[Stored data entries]
"""

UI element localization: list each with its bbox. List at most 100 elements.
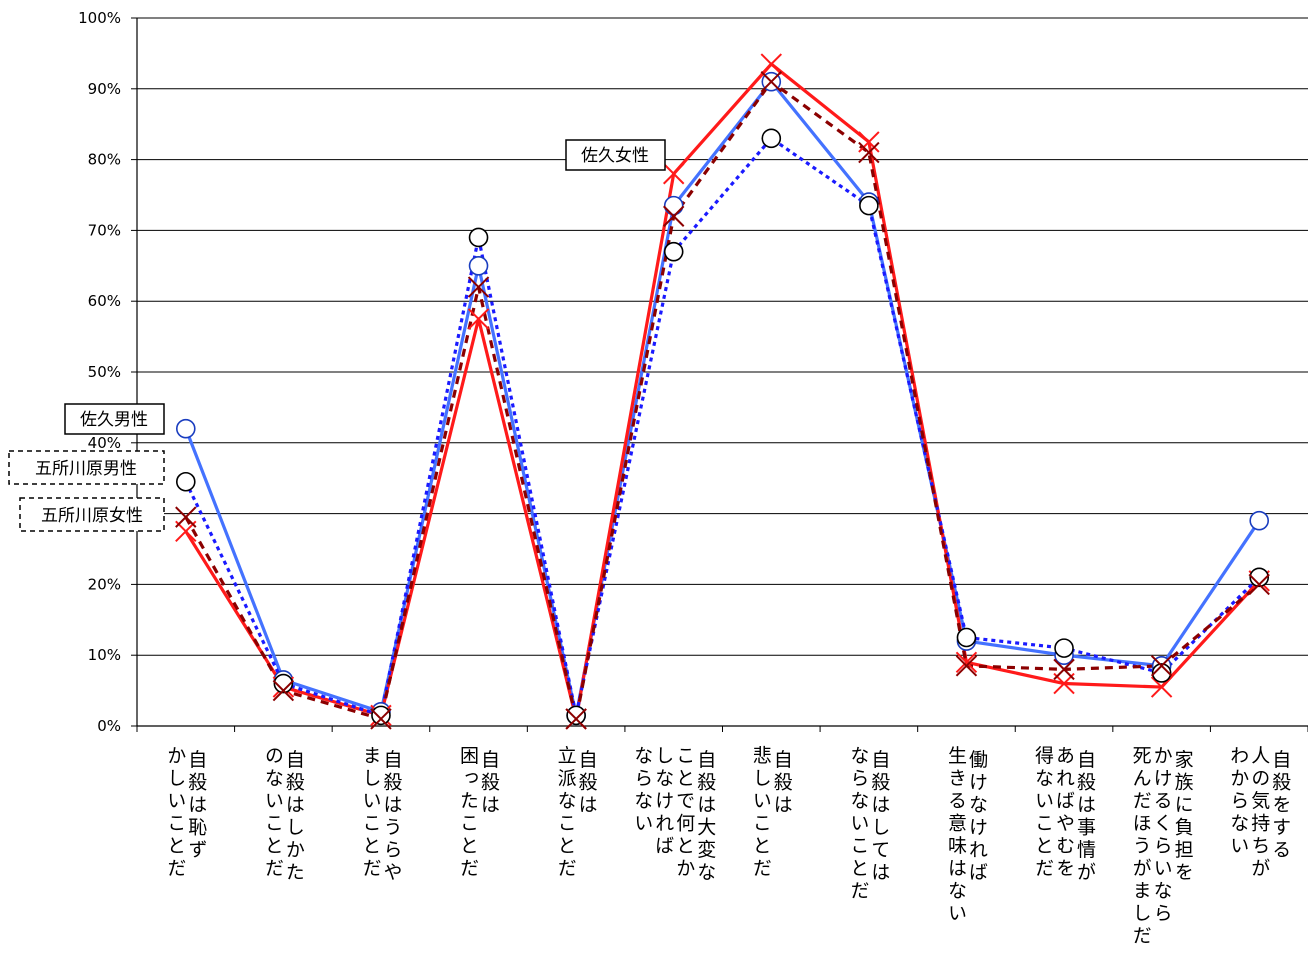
marker-stroke [272,679,295,702]
x-category-text: 自殺は [478,749,500,813]
x-category-char: し [283,817,305,836]
x-category-char: け [966,817,988,836]
data-point [663,205,685,227]
x-category-char: を [1172,862,1194,881]
x-category-char: や [1053,813,1075,832]
x-category-char: い [262,791,284,810]
x-category-char: だ [262,858,284,877]
x-category-char: 自 [1269,749,1291,768]
data-point [175,471,196,492]
x-category-char: は [1074,795,1096,814]
x-category-char: い [359,791,381,810]
marker-stroke [760,71,782,93]
x-category-text: 人の気持ちが [1248,745,1270,877]
x-category-char: い [1227,836,1249,855]
x-category-char: し [1130,903,1152,922]
x-category-char: が [1248,858,1270,877]
x-category-char: 生 [945,745,967,764]
marker-stroke [1053,658,1075,681]
x-category-char: か [1227,768,1249,787]
marker-stroke [760,53,782,75]
data-point [273,673,294,694]
x-category-text: 家族に負担を [1172,749,1194,881]
x-category-char: ら [1227,791,1249,810]
data-point [467,276,490,298]
x-category-char: だ [164,858,186,877]
x-category-char: け [966,772,988,791]
x-category-char: 自 [185,749,207,768]
x-category-text: 自殺は [576,749,598,813]
tag-saku-female-text: 佐久女性 [581,146,649,166]
x-category-char: 自 [380,749,402,768]
x-category-char: 家 [1172,749,1194,768]
data-point [663,195,684,216]
x-category-char: だ [847,881,869,900]
x-category-char: い [631,813,653,832]
x-category-text: 自殺は事情が [1074,749,1096,881]
x-category-text: ならないことだ [847,746,869,900]
x-category-char: 人 [1248,745,1270,764]
data-point [468,227,489,248]
x-category-char: 族 [1172,772,1194,791]
x-category-char: 負 [1172,817,1194,836]
x-category-char: わ [1227,746,1249,765]
x-category-char: こ [262,813,284,832]
x-category-char: 事 [1074,817,1096,836]
marker-stroke [663,163,685,185]
x-category-char: な [847,791,869,810]
x-category-char: し [359,768,381,787]
marker-stroke [1248,573,1270,596]
x-axis-category-labels: 自殺は恥ずかしいことだ自殺はしかたのないことだ自殺はうらやましいことだ自殺は困っ… [164,745,1291,944]
x-category-char: こ [750,813,772,832]
x-category-text: 自殺は恥ず [185,749,207,858]
x-category-char: い [1032,791,1054,810]
x-category-char: と [673,768,695,787]
x-category-char: 殺 [283,772,305,791]
data-point [1053,658,1075,681]
x-category-char: を [1269,795,1291,814]
x-category-char: な [631,791,653,810]
x-category-char: と [457,836,479,855]
x-category-text: 立派なことだ [555,745,577,877]
x-category-char: の [262,746,284,765]
x-category-char: な [262,768,284,787]
data-point [760,71,782,93]
x-category-text: ましいことだ [359,746,381,878]
x-category-char: い [750,791,772,810]
x-category-char: 自 [576,749,598,768]
series-line [184,62,1261,721]
x-category-char: る [945,791,967,810]
x-category-char: だ [359,858,381,877]
x-category-char: 自 [694,749,716,768]
data-point [858,131,880,153]
x-category-text: 自殺は [771,749,793,813]
data-point [859,195,879,216]
x-category-char: 味 [945,835,967,854]
data-point [175,418,196,439]
x-category-char: は [868,795,890,814]
x-category-char: や [380,862,402,881]
x-category-char: ば [652,835,674,854]
series-lines [184,62,1261,721]
x-category-text: あればやむを [1053,746,1075,878]
marker-stroke [858,141,880,164]
x-category-char: こ [359,813,381,832]
x-category-char: ば [966,862,988,881]
data-point [858,141,880,164]
x-category-char: だ [555,858,577,877]
x-category-char: い [1151,858,1173,877]
x-category-char: な [1227,813,1249,832]
x-category-char: か [164,746,186,765]
x-category-char: は [380,795,402,814]
x-category-char: れ [652,813,674,832]
marker-stroke [663,205,685,227]
marker-stroke [175,506,197,528]
x-category-char: ま [1130,881,1152,900]
y-tick-label: 20% [88,575,121,593]
x-category-char: っ [457,768,479,787]
y-tick-label: 70% [88,221,121,239]
data-point [175,506,197,528]
x-category-char: い [164,791,186,810]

"""

> [Written instruction]: Return every line of the records above word for word, leaving out the pictures.

> [Correct response]:
UI element localization: list each with its bbox. List at most 100 elements.
marker-stroke [272,679,295,702]
x-category-text: 自殺は [478,749,500,813]
x-category-char: し [283,817,305,836]
x-category-char: け [966,817,988,836]
data-point [663,205,685,227]
x-category-char: を [1172,862,1194,881]
x-category-char: や [1053,813,1075,832]
x-category-char: い [262,791,284,810]
x-category-char: だ [262,858,284,877]
x-category-char: 自 [1269,749,1291,768]
data-point [175,471,196,492]
x-category-char: は [1074,795,1096,814]
x-category-char: い [359,791,381,810]
marker-stroke [760,71,782,93]
x-category-text: 人の気持ちが [1248,745,1270,877]
x-category-char: い [1227,836,1249,855]
x-category-char: し [1130,903,1152,922]
x-category-char: が [1248,858,1270,877]
x-category-char: 生 [945,745,967,764]
marker-stroke [1053,658,1075,681]
x-category-char: か [1227,768,1249,787]
marker-stroke [760,53,782,75]
data-point [273,673,294,694]
x-category-text: 家族に負担を [1172,749,1194,881]
x-category-char: ら [1227,791,1249,810]
data-point [467,276,490,298]
x-category-char: だ [164,858,186,877]
x-category-char: け [966,772,988,791]
x-category-char: 自 [185,749,207,768]
x-category-text: 自殺は [576,749,598,813]
tag-saku-female-text: 佐久女性 [581,146,649,166]
x-category-char: 自 [380,749,402,768]
x-category-char: 家 [1172,749,1194,768]
data-point [663,195,684,216]
x-category-char: だ [847,881,869,900]
x-category-char: い [631,813,653,832]
x-category-text: 自殺は事情が [1074,749,1096,881]
x-category-text: ならないことだ [847,746,869,900]
x-category-char: 人 [1248,745,1270,764]
data-point [468,227,489,248]
x-category-char: 族 [1172,772,1194,791]
x-category-char: 負 [1172,817,1194,836]
x-category-char: わ [1227,746,1249,765]
x-category-char: こ [262,813,284,832]
x-category-char: 事 [1074,817,1096,836]
marker-stroke [663,163,685,185]
x-category-char: な [847,791,869,810]
x-category-char: し [359,768,381,787]
marker-stroke [1248,573,1270,596]
x-axis-category-labels: 自殺は恥ずかしいことだ自殺はしかたのないことだ自殺はうらやましいことだ自殺は困っ… [164,745,1291,944]
x-category-char: こ [750,813,772,832]
x-category-text: 自殺は恥ず [185,749,207,858]
x-category-char: い [1032,791,1054,810]
x-category-char: と [673,768,695,787]
x-category-char: 殺 [283,772,305,791]
data-point [1053,658,1075,681]
x-category-char: を [1269,795,1291,814]
x-category-char: な [631,791,653,810]
x-category-char: と [457,836,479,855]
x-category-text: 立派なことだ [555,745,577,877]
x-category-char: の [262,746,284,765]
x-category-char: な [262,768,284,787]
data-point [760,71,782,93]
x-category-text: ましいことだ [359,746,381,878]
x-category-char: い [750,791,772,810]
x-category-char: 自 [576,749,598,768]
series-line [184,62,1261,721]
x-category-char: る [945,791,967,810]
x-category-char: だ [359,858,381,877]
x-category-char: 自 [694,749,716,768]
data-point [858,131,880,153]
x-category-text: 自殺は [771,749,793,813]
data-point [859,195,879,216]
x-category-char: 味 [945,835,967,854]
data-point [175,418,196,439]
x-category-char: は [868,795,890,814]
x-category-char: や [380,862,402,881]
x-category-char: ば [652,835,674,854]
series-lines [184,62,1261,721]
x-category-text: あればやむを [1053,746,1075,878]
marker-stroke [858,141,880,164]
x-category-char: こ [359,813,381,832]
x-category-char: ば [966,862,988,881]
data-point [858,141,880,164]
x-category-char: だ [555,858,577,877]
x-category-char: い [1151,858,1173,877]
x-category-char: な [1227,813,1249,832]
x-category-char: か [164,746,186,765]
x-category-char: は [380,795,402,814]
x-category-char: れ [652,813,674,832]
marker-stroke [663,205,685,227]
marker-stroke [175,506,197,528]
x-category-char: ま [1130,881,1152,900]
y-tick-label: 20% [88,575,121,593]
x-category-char: っ [457,768,479,787]
y-tick-label: 70% [88,221,121,239]
data-point [175,506,197,528]
x-category-char: い [164,791,186,810]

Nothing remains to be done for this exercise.